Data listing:
★ ★ ★
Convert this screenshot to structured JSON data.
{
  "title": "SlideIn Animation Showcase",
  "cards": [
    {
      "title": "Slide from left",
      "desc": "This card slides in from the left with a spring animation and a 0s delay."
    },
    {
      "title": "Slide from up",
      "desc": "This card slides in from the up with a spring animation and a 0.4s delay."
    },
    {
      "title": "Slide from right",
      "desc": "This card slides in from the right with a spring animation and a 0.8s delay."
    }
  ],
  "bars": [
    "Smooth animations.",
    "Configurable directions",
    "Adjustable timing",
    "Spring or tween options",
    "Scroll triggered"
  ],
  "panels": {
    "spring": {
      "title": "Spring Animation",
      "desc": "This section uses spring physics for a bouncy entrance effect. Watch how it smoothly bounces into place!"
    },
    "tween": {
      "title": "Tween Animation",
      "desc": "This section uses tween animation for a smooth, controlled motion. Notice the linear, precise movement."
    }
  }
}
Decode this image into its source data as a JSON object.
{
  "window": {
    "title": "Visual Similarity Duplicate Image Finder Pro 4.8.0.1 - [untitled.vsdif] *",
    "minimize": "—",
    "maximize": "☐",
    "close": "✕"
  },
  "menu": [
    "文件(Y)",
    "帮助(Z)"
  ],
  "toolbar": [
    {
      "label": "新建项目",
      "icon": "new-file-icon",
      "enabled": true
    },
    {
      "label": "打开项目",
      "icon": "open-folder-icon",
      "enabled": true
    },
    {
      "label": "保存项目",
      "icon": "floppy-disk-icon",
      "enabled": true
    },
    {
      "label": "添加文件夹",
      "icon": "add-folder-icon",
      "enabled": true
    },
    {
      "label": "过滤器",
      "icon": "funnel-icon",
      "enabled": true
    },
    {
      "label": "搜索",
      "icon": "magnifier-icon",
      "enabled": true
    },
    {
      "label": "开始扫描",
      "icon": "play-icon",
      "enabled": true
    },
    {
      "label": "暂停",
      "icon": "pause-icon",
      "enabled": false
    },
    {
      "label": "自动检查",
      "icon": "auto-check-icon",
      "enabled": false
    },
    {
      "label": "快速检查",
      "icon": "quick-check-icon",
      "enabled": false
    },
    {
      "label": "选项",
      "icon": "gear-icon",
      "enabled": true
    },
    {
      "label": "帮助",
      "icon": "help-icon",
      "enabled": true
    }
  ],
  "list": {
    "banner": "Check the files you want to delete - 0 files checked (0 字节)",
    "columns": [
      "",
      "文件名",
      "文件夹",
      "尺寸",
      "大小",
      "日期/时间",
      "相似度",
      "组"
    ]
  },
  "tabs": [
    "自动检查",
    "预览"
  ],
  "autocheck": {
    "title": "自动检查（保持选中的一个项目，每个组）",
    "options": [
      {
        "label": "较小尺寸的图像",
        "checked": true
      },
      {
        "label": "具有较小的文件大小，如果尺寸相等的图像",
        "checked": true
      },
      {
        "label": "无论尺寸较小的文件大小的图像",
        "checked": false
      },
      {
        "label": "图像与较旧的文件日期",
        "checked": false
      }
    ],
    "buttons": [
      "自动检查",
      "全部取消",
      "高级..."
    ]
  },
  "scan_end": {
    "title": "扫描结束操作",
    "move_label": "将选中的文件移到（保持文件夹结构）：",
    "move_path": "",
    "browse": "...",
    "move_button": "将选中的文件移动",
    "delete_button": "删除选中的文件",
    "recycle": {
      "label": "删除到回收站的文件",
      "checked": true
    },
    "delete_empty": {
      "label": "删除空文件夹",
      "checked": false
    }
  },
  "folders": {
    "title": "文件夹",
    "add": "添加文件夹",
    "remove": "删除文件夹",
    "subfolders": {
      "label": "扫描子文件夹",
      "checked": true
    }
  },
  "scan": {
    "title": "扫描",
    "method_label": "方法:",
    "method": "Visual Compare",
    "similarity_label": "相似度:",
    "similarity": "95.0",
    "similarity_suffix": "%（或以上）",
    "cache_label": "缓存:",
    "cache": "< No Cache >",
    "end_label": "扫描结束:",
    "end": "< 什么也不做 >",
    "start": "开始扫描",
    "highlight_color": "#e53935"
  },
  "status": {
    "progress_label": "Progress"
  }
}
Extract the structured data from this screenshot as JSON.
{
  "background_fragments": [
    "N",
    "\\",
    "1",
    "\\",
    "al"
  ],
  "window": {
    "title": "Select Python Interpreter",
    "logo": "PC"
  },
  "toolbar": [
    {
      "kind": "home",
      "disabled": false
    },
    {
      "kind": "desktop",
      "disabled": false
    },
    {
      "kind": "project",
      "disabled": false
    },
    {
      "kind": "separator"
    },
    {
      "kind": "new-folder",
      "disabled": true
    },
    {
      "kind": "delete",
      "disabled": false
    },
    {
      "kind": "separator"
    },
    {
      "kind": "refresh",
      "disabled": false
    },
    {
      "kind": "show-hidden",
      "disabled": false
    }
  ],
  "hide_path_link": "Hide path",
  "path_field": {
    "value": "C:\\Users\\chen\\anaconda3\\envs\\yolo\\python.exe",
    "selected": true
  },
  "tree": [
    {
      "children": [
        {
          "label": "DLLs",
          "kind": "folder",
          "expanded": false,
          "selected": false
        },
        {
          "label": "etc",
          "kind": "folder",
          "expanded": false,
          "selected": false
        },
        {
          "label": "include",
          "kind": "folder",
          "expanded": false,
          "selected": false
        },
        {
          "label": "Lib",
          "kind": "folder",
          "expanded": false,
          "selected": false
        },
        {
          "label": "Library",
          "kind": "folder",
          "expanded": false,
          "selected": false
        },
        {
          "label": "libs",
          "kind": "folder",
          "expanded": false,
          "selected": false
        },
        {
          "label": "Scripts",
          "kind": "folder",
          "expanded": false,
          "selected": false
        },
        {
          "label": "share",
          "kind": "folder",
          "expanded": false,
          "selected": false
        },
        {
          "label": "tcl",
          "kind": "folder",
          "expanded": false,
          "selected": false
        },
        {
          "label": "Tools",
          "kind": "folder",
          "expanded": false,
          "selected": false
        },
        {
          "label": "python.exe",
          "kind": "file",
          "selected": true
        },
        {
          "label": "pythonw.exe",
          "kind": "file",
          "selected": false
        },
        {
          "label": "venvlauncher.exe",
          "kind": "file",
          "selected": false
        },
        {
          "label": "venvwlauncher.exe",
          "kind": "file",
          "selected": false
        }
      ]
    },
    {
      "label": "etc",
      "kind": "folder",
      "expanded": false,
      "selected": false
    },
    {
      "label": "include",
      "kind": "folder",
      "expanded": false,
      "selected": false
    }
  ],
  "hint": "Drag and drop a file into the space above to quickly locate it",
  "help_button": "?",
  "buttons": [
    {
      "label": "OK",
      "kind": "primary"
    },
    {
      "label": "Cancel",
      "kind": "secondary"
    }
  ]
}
★ ★ ★
# Objective:
Copy the data above in full, character for character.

# Task response:
Convert this screenshot to structured JSON data.
{
  "title": "SlideIn Animation Showcase",
  "cards": [
    {
      "title": "Slide from left",
      "desc": "This card slides in from the left with a spring animation and a 0s delay."
    },
    {
      "title": "Slide from up",
      "desc": "This card slides in from the up with a spring animation and a 0.4s delay."
    },
    {
      "title": "Slide from right",
      "desc": "This card slides in from the right with a spring animation and a 0.8s delay."
    }
  ],
  "bars": [
    "Smooth animations.",
    "Configurable directions",
    "Adjustable timing",
    "Spring or tween options",
    "Scroll triggered"
  ],
  "panels": {
    "spring": {
      "title": "Spring Animation",
      "desc": "This section uses spring physics for a bouncy entrance effect. Watch how it smoothly bounces into place!"
    },
    "tween": {
      "title": "Tween Animation",
      "desc": "This section uses tween animation for a smooth, controlled motion. Notice the linear, precise movement."
    }
  }
}
Decode this image into its source data as a JSON object.
{
  "window": {
    "title": "Visual Similarity Duplicate Image Finder Pro 4.8.0.1 - [untitled.vsdif] *",
    "minimize": "—",
    "maximize": "☐",
    "close": "✕"
  },
  "menu": [
    "文件(Y)",
    "帮助(Z)"
  ],
  "toolbar": [
    {
      "label": "新建项目",
      "icon": "new-file-icon",
      "enabled": true
    },
    {
      "label": "打开项目",
      "icon": "open-folder-icon",
      "enabled": true
    },
    {
      "label": "保存项目",
      "icon": "floppy-disk-icon",
      "enabled": true
    },
    {
      "label": "添加文件夹",
      "icon": "add-folder-icon",
      "enabled": true
    },
    {
      "label": "过滤器",
      "icon": "funnel-icon",
      "enabled": true
    },
    {
      "label": "搜索",
      "icon": "magnifier-icon",
      "enabled": true
    },
    {
      "label": "开始扫描",
      "icon": "play-icon",
      "enabled": true
    },
    {
      "label": "暂停",
      "icon": "pause-icon",
      "enabled": false
    },
    {
      "label": "自动检查",
      "icon": "auto-check-icon",
      "enabled": false
    },
    {
      "label": "快速检查",
      "icon": "quick-check-icon",
      "enabled": false
    },
    {
      "label": "选项",
      "icon": "gear-icon",
      "enabled": true
    },
    {
      "label": "帮助",
      "icon": "help-icon",
      "enabled": true
    }
  ],
  "list": {
    "banner": "Check the files you want to delete - 0 files checked (0 字节)",
    "columns": [
      "",
      "文件名",
      "文件夹",
      "尺寸",
      "大小",
      "日期/时间",
      "相似度",
      "组"
    ]
  },
  "tabs": [
    "自动检查",
    "预览"
  ],
  "autocheck": {
    "title": "自动检查（保持选中的一个项目，每个组）",
    "options": [
      {
        "label": "较小尺寸的图像",
        "checked": true
      },
      {
        "label": "具有较小的文件大小，如果尺寸相等的图像",
        "checked": true
      },
      {
        "label": "无论尺寸较小的文件大小的图像",
        "checked": false
      },
      {
        "label": "图像与较旧的文件日期",
        "checked": false
      }
    ],
    "buttons": [
      "自动检查",
      "全部取消",
      "高级..."
    ]
  },
  "scan_end": {
    "title": "扫描结束操作",
    "move_label": "将选中的文件移到（保持文件夹结构）：",
    "move_path": "",
    "browse": "...",
    "move_button": "将选中的文件移动",
    "delete_button": "删除选中的文件",
    "recycle": {
      "label": "删除到回收站的文件",
      "checked": true
    },
    "delete_empty": {
      "label": "删除空文件夹",
      "checked": false
    }
  },
  "folders": {
    "title": "文件夹",
    "add": "添加文件夹",
    "remove": "删除文件夹",
    "subfolders": {
      "label": "扫描子文件夹",
      "checked": true
    }
  },
  "scan": {
    "title": "扫描",
    "method_label": "方法:",
    "method": "Visual Compare",
    "similarity_label": "相似度:",
    "similarity": "95.0",
    "similarity_suffix": "%（或以上）",
    "cache_label": "缓存:",
    "cache": "< No Cache >",
    "end_label": "扫描结束:",
    "end": "< 什么也不做 >",
    "start": "开始扫描",
    "highlight_color": "#e53935"
  },
  "status": {
    "progress_label": "Progress"
  }
}
Extract the structured data from this screenshot as JSON.
{
  "background_fragments": [
    "N",
    "\\",
    "1",
    "\\",
    "al"
  ],
  "window": {
    "title": "Select Python Interpreter",
    "logo": "PC"
  },
  "toolbar": [
    {
      "kind": "home",
      "disabled": false
    },
    {
      "kind": "desktop",
      "disabled": false
    },
    {
      "kind": "project",
      "disabled": false
    },
    {
      "kind": "separator"
    },
    {
      "kind": "new-folder",
      "disabled": true
    },
    {
      "kind": "delete",
      "disabled": false
    },
    {
      "kind": "separator"
    },
    {
      "kind": "refresh",
      "disabled": false
    },
    {
      "kind": "show-hidden",
      "disabled": false
    }
  ],
  "hide_path_link": "Hide path",
  "path_field": {
    "value": "C:\\Users\\chen\\anaconda3\\envs\\yolo\\python.exe",
    "selected": true
  },
  "tree": [
    {
      "children": [
        {
          "label": "DLLs",
          "kind": "folder",
          "expanded": false,
          "selected": false
        },
        {
          "label": "etc",
          "kind": "folder",
          "expanded": false,
          "selected": false
        },
        {
          "label": "include",
          "kind": "folder",
          "expanded": false,
          "selected": false
        },
        {
          "label": "Lib",
          "kind": "folder",
          "expanded": false,
          "selected": false
        },
        {
          "label": "Library",
          "kind": "folder",
          "expanded": false,
          "selected": false
        },
        {
          "label": "libs",
          "kind": "folder",
          "expanded": false,
          "selected": false
        },
        {
          "label": "Scripts",
          "kind": "folder",
          "expanded": false,
          "selected": false
        },
        {
          "label": "share",
          "kind": "folder",
          "expanded": false,
          "selected": false
        },
        {
          "label": "tcl",
          "kind": "folder",
          "expanded": false,
          "selected": false
        },
        {
          "label": "Tools",
          "kind": "folder",
          "expanded": false,
          "selected": false
        },
        {
          "label": "python.exe",
          "kind": "file",
          "selected": true
        },
        {
          "label": "pythonw.exe",
          "kind": "file",
          "selected": false
        },
        {
          "label": "venvlauncher.exe",
          "kind": "file",
          "selected": false
        },
        {
          "label": "venvwlauncher.exe",
          "kind": "file",
          "selected": false
        }
      ]
    },
    {
      "label": "etc",
      "kind": "folder",
      "expanded": false,
      "selected": false
    },
    {
      "label": "include",
      "kind": "folder",
      "expanded": false,
      "selected": false
    }
  ],
  "hint": "Drag and drop a file into the space above to quickly locate it",
  "help_button": "?",
  "buttons": [
    {
      "label": "OK",
      "kind": "primary"
    },
    {
      "label": "Cancel",
      "kind": "secondary"
    }
  ]
}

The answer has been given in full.